DOCUMENT:
# # #

Afterall, this is what they would expect in their own countries but
their countries have not experienced four coups in the past 25 years;
they do not practice racial politics, they are not part of the
problem they claim to solve, they are not obviously corrupt, their
people would vote independent of the influence of chiefs and
religious leaders, and they would not personally benefit if these
changes are introduced. This, of course, is my interpretation of
reality and my rhetoric, but the politicians requests should also
be seen for what they are.
Which
brings us to the definition of
reality. Briefly, there is
none because they is no one universally acceptable definition.
Sufficient to say that Western, Eastern and indigenous definitions
vary greatly, and within these societies men and women, the young,
the middle aged and the old, experience different realities.
As I wrote elsewhere:*
_____________
* TERS,
The Essential Research Skills, 2005:87.
____________________
… It is the victor who defines — and prescribes
— the reality of the vanquished; the coloniser the reality of the
colonised; the rich the reality of the poor; the powerful the
powerless; the educated the uneducated; the abled the disabled; the
present the past; the vocal the silent, and so on, and so on.

# # #

Box coordinate listings:
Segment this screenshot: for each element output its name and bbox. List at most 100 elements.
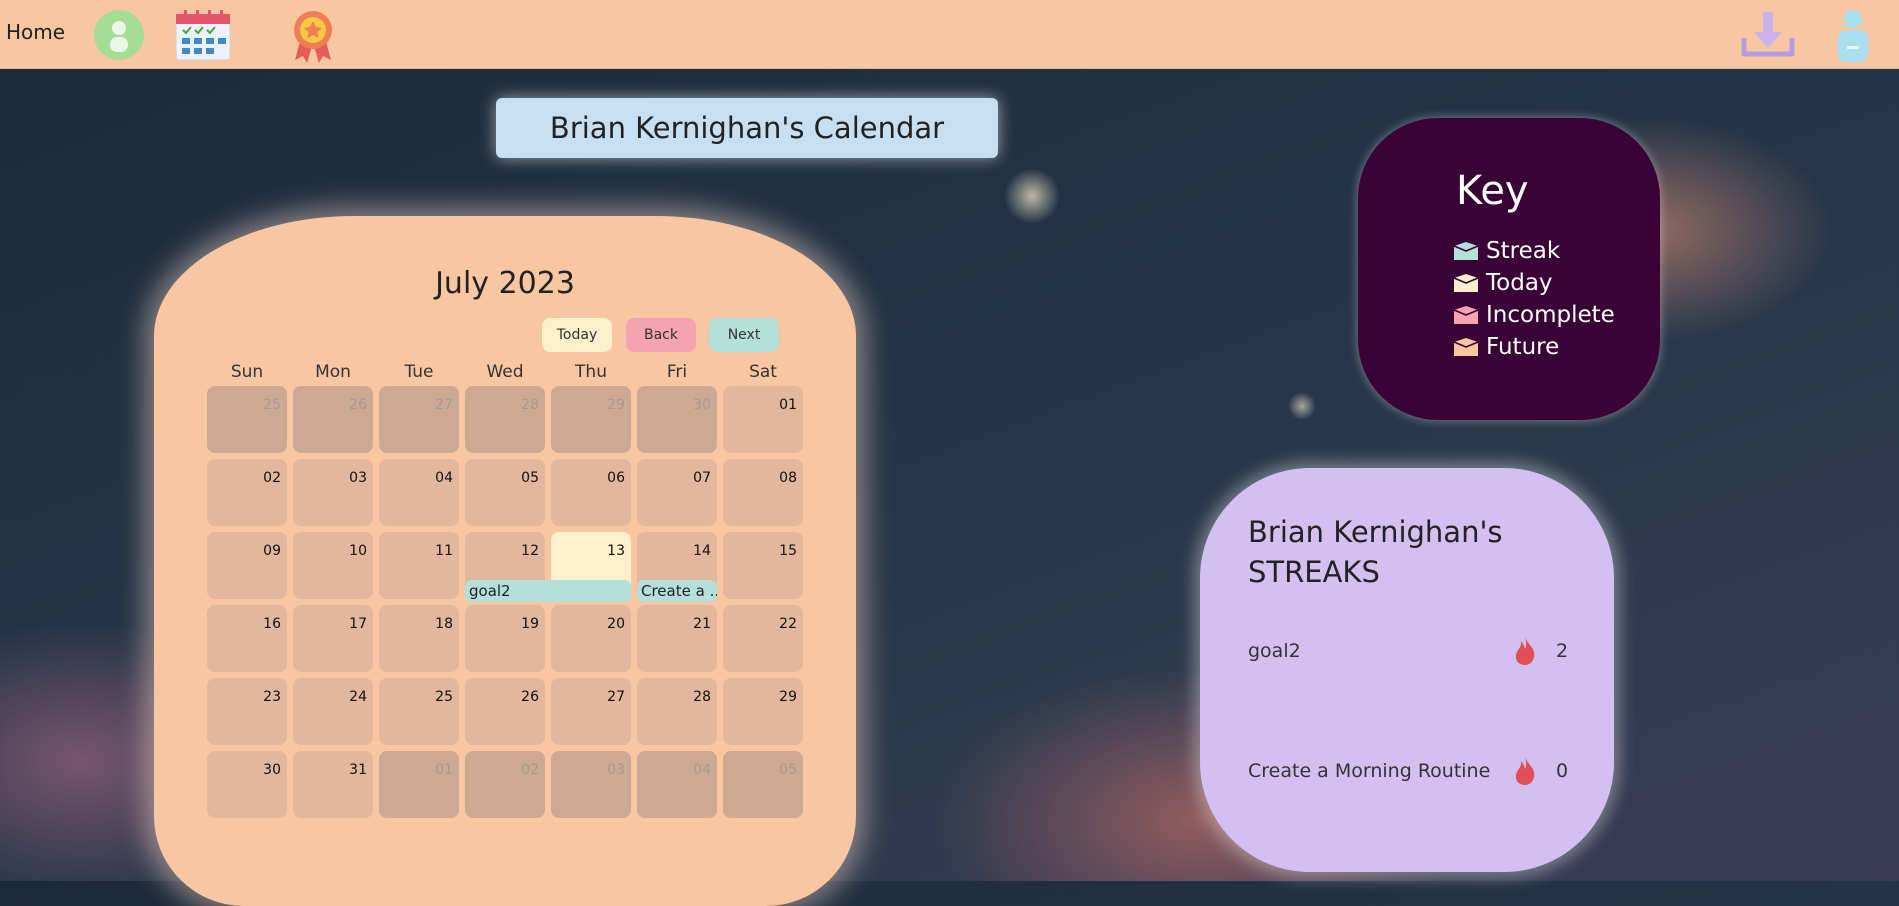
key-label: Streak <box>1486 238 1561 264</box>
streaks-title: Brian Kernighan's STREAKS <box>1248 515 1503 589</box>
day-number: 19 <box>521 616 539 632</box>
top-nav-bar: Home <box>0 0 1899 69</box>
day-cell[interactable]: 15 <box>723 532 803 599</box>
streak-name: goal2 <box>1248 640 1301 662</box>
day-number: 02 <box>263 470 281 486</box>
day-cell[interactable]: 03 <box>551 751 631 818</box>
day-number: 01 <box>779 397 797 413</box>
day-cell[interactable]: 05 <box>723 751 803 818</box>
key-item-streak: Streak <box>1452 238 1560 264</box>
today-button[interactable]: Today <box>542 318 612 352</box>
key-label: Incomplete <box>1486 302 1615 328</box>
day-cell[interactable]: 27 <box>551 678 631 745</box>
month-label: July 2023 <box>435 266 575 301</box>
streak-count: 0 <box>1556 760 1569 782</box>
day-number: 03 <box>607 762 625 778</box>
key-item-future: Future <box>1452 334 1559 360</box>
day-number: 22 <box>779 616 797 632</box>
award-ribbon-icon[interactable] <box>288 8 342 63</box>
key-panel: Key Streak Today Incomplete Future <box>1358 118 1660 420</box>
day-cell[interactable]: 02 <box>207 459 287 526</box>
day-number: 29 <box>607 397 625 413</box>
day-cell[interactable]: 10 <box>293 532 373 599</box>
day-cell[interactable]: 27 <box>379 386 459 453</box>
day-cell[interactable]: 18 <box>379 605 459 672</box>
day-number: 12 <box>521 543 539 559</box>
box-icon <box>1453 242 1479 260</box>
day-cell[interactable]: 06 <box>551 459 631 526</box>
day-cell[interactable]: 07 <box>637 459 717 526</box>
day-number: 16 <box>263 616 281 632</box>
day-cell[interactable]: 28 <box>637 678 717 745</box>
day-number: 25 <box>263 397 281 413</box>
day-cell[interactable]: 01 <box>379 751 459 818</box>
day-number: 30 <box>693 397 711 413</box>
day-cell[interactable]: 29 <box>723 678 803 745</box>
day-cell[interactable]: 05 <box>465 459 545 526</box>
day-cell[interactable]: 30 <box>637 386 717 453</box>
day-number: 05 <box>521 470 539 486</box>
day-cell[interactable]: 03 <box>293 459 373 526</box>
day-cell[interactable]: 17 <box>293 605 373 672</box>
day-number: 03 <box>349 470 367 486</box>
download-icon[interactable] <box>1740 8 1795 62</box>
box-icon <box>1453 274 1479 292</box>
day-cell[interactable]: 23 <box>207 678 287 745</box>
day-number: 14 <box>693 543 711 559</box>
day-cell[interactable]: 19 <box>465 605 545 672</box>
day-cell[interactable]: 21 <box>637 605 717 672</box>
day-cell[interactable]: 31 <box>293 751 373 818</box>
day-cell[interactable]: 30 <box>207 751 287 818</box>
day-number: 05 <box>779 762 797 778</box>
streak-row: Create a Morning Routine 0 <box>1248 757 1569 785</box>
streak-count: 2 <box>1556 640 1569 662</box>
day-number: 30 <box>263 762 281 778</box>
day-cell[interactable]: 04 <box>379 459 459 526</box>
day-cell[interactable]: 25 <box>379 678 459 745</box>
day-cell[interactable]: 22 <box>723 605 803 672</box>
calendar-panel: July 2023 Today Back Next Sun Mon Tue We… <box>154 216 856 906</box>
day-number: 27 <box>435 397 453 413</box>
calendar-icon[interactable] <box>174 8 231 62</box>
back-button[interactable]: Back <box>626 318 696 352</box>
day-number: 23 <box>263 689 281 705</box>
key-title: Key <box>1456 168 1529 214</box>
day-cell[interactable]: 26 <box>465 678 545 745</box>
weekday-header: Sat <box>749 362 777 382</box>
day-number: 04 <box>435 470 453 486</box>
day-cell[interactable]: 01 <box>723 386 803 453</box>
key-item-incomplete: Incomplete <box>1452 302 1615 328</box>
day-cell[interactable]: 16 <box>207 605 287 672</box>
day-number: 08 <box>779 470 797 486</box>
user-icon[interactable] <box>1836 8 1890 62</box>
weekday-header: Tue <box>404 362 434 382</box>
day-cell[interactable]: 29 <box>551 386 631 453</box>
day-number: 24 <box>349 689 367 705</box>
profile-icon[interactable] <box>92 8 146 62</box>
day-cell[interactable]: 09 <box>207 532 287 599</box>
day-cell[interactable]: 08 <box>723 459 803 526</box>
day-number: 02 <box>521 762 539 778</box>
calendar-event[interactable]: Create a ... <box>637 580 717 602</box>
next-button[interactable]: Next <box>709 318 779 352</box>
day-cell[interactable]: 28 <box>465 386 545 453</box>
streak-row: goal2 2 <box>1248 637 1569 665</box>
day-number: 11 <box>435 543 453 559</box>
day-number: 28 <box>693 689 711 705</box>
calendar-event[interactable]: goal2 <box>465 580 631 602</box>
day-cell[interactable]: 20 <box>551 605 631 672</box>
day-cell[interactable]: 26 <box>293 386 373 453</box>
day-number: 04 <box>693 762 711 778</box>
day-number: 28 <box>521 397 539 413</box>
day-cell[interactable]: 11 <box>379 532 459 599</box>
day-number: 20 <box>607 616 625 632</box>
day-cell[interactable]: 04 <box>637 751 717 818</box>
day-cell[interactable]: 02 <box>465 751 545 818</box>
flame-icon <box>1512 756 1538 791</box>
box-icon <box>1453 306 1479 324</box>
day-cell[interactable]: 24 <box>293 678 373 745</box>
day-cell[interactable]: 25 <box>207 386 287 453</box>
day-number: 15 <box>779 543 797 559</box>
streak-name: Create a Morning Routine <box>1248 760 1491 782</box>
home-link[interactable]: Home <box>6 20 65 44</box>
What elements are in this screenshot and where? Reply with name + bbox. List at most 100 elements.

# # #

TASK: In the passage on defining reality, the quoted lines pair one group that defines reality with the group whose reality it defines. List every such pair.

RESULT OF THE EXERCISE:
- the victor and the vanquished
- the coloniser and the colonised
- the rich and the poor
- the powerful and the powerless
- the educated and the uneducated
- the abled and the disabled
- the present and the past
- the vocal and the silent